***** TEXT EXCERPT
On September 30, 2010, the Department of the Interior announced two new rules (The Drilling Safety Rule and the 
Workplace Safety Rule) that are intended to improve drilling safety by strengthening requirements for safety equipment, well 
control systems, and blowout prevention practices on offshore oil and gas operations, and improve workplace safety.  

The Deepwater Horizon incident is likely to have a significant and lasting effect on the US offshore energy industry, 
and will likely result in a number of fundamental changes, including heightened regulatory scrutiny, more stringent operating 
and safety standards, changes in equipment requirements and the availability and cost of insurance, as well as increased 
politicization of the industry. These changes may result in increases in our operating and development costs and extend 
project development timelines because of new regulatory requirements. There may be other impacts of which we are not 
aware at this time.  

Other Laws and Regulations. Various laws and regulations often require permits for drilling wells and also cover 

spacing of wells, the prevention of waste of natural gas and oil including maintenance of certain gas/oil ratios, rates of 
production and other matters. The effect of these laws and regulations, as well as other regulations that could be promulgated 
by the jurisdictions in which the Company has production, could be to limit the number of wells that could be drilled on the 
Company’s properties and to limit the allowable production from the successful wells completed on the Company’s 
properties, thereby limiting the Company’s revenues.
**********
***** PROVIDED DATA
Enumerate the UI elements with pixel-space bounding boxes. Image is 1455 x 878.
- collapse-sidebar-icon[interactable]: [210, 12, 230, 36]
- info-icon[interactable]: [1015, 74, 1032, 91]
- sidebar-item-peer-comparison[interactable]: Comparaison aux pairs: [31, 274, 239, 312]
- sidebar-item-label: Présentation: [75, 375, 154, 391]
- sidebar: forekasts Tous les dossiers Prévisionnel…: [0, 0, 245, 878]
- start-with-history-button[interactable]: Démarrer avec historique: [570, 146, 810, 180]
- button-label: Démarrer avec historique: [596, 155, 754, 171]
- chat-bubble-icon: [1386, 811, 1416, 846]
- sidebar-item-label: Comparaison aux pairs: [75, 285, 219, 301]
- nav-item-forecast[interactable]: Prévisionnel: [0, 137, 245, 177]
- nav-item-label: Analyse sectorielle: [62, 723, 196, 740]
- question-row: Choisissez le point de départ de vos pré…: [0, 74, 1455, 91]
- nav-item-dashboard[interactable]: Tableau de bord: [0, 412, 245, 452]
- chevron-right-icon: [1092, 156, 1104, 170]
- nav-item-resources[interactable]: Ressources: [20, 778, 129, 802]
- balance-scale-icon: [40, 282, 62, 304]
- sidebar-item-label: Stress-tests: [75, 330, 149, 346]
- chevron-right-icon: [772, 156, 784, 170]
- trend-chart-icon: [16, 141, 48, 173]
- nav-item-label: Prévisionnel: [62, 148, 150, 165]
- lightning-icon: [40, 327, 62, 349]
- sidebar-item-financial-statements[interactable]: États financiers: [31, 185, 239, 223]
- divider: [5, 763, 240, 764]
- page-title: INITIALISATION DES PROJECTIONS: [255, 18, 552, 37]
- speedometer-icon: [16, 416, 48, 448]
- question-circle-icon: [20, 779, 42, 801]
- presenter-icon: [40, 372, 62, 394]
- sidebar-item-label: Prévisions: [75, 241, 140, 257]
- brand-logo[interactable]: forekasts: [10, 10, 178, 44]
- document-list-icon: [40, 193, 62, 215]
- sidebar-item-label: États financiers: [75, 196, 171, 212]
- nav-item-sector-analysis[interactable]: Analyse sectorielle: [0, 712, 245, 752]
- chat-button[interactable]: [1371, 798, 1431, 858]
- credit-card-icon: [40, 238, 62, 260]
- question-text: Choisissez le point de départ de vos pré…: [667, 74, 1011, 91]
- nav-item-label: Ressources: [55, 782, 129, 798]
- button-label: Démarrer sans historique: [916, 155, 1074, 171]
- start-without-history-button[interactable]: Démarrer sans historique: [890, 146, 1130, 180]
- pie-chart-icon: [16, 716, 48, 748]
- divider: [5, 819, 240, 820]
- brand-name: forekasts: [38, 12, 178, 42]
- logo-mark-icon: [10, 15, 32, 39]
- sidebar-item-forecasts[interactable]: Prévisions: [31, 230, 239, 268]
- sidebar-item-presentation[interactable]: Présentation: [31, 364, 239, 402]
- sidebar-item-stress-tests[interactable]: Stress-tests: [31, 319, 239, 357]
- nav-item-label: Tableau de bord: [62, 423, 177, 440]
**********
Carry on the passage about oil and gas drilling regulations, beginning right after its final sentence.

The BOEMRE administers the natural gas and oil leases held by the Company on federal onshore lands and offshore 

tracts in the Outer Continental Shelf. The BOEMRE holds a royalty interest in these federal leases on behalf of the federal 
government. While the royalty interest percentage is fixed at the time that the lease is entered into, from time to time the 
BOEMRE changes or reinterprets the applicable regulations governing its royalty interests, and such action can indirectly 
affect the actual royalty obligation that the Company is required to pay. However, the Company believes that the regulations 
generally do not impact the Company to any greater extent than other similarly situated producers. At the end of lease 
operations, oil and gas lessees must plug and abandon wells, remove platforms and other facilities, and clear the lease site sea 
floor. The BOEMRE requires companies operating on the Outer Continental Shelf to obtain surety bonds to ensure 
performance of these obligations. As an operator, the Company is required to obtain surety bonds of $200,000 per lease for 
exploration and $500,000 per lease for developmental activities.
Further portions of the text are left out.